* WORK REQUIRED: Nothing in the listing below should change; retype it as is.

* SUPPLIED ENTRIES:

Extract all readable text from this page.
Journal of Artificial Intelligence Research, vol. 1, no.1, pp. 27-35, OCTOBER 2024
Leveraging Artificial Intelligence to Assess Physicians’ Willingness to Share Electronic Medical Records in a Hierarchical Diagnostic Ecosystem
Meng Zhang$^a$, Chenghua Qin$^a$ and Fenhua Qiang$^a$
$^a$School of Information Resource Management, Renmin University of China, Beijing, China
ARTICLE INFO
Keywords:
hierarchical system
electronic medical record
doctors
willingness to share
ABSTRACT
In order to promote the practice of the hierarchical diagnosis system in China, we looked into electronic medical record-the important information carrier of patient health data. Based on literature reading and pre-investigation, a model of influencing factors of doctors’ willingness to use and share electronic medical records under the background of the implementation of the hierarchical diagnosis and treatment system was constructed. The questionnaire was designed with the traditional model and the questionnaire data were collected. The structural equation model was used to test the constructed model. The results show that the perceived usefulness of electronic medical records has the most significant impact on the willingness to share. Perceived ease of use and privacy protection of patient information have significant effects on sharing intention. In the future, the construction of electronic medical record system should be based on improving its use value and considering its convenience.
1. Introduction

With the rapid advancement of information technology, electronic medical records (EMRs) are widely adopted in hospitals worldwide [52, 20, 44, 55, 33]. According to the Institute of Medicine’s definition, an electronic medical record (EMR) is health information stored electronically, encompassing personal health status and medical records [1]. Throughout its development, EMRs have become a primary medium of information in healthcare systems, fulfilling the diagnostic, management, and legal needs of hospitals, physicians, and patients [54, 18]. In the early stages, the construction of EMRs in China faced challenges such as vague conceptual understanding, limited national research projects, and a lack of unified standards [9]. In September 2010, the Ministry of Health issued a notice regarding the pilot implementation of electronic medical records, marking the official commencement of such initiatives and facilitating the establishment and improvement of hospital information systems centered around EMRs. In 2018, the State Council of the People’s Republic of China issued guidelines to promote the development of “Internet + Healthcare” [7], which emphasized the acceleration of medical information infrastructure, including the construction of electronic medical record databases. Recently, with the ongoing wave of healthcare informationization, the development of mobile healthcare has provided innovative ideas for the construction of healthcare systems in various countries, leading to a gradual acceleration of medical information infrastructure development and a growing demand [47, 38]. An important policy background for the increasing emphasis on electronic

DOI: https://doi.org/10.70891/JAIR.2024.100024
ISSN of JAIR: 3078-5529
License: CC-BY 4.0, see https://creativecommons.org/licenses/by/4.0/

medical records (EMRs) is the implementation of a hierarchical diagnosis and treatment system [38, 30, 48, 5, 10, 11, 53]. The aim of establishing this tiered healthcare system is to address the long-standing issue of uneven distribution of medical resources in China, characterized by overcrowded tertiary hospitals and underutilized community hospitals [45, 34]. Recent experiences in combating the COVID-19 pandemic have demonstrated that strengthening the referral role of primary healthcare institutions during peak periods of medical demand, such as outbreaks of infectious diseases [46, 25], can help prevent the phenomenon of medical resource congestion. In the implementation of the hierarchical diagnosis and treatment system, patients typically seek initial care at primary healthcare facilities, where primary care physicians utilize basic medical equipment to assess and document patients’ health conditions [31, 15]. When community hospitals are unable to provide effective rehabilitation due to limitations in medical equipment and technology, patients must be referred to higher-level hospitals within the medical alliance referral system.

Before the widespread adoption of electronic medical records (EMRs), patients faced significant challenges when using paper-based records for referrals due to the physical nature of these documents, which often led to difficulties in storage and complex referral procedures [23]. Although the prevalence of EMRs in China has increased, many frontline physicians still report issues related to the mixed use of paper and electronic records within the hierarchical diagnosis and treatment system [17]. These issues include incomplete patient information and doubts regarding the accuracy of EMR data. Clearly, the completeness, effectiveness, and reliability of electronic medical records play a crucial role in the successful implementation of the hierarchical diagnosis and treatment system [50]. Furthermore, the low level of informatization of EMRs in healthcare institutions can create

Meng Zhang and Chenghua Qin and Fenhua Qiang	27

* RESPONSE TO THE TASK:
Extract all readable text from this page.
Journal of Artificial Intelligence Research, vol. 1, no.1, pp. 27-35, OCTOBER 2024
Leveraging Artificial Intelligence to Assess Physicians’ Willingness to Share Electronic Medical Records in a Hierarchical Diagnostic Ecosystem
Meng Zhang$^a$, Chenghua Qin$^a$ and Fenhua Qiang$^a$
$^a$School of Information Resource Management, Renmin University of China, Beijing, China
ARTICLE INFO
Keywords:
hierarchical system
electronic medical record
doctors
willingness to share
ABSTRACT
In order to promote the practice of the hierarchical diagnosis system in China, we looked into electronic medical record-the important information carrier of patient health data. Based on literature reading and pre-investigation, a model of influencing factors of doctors’ willingness to use and share electronic medical records under the background of the implementation of the hierarchical diagnosis and treatment system was constructed. The questionnaire was designed with the traditional model and the questionnaire data were collected. The structural equation model was used to test the constructed model. The results show that the perceived usefulness of electronic medical records has the most significant impact on the willingness to share. Perceived ease of use and privacy protection of patient information have significant effects on sharing intention. In the future, the construction of electronic medical record system should be based on improving its use value and considering its convenience.
1. Introduction

With the rapid advancement of information technology, electronic medical records (EMRs) are widely adopted in hospitals worldwide [52, 20, 44, 55, 33]. According to the Institute of Medicine’s definition, an electronic medical record (EMR) is health information stored electronically, encompassing personal health status and medical records [1]. Throughout its development, EMRs have become a primary medium of information in healthcare systems, fulfilling the diagnostic, management, and legal needs of hospitals, physicians, and patients [54, 18]. In the early stages, the construction of EMRs in China faced challenges such as vague conceptual understanding, limited national research projects, and a lack of unified standards [9]. In September 2010, the Ministry of Health issued a notice regarding the pilot implementation of electronic medical records, marking the official commencement of such initiatives and facilitating the establishment and improvement of hospital information systems centered around EMRs. In 2018, the State Council of the People’s Republic of China issued guidelines to promote the development of “Internet + Healthcare” [7], which emphasized the acceleration of medical information infrastructure, including the construction of electronic medical record databases. Recently, with the ongoing wave of healthcare informationization, the development of mobile healthcare has provided innovative ideas for the construction of healthcare systems in various countries, leading to a gradual acceleration of medical information infrastructure development and a growing demand [47, 38]. An important policy background for the increasing emphasis on electronic

DOI: https://doi.org/10.70891/JAIR.2024.100024
ISSN of JAIR: 3078-5529
License: CC-BY 4.0, see https://creativecommons.org/licenses/by/4.0/

medical records (EMRs) is the implementation of a hierarchical diagnosis and treatment system [38, 30, 48, 5, 10, 11, 53]. The aim of establishing this tiered healthcare system is to address the long-standing issue of uneven distribution of medical resources in China, characterized by overcrowded tertiary hospitals and underutilized community hospitals [45, 34]. Recent experiences in combating the COVID-19 pandemic have demonstrated that strengthening the referral role of primary healthcare institutions during peak periods of medical demand, such as outbreaks of infectious diseases [46, 25], can help prevent the phenomenon of medical resource congestion. In the implementation of the hierarchical diagnosis and treatment system, patients typically seek initial care at primary healthcare facilities, where primary care physicians utilize basic medical equipment to assess and document patients’ health conditions [31, 15]. When community hospitals are unable to provide effective rehabilitation due to limitations in medical equipment and technology, patients must be referred to higher-level hospitals within the medical alliance referral system.

Before the widespread adoption of electronic medical records (EMRs), patients faced significant challenges when using paper-based records for referrals due to the physical nature of these documents, which often led to difficulties in storage and complex referral procedures [23]. Although the prevalence of EMRs in China has increased, many frontline physicians still report issues related to the mixed use of paper and electronic records within the hierarchical diagnosis and treatment system [17]. These issues include incomplete patient information and doubts regarding the accuracy of EMR data. Clearly, the completeness, effectiveness, and reliability of electronic medical records play a crucial role in the successful implementation of the hierarchical diagnosis and treatment system [50]. Furthermore, the low level of informatization of EMRs in healthcare institutions can create

Meng Zhang and Chenghua Qin and Fenhua Qiang	27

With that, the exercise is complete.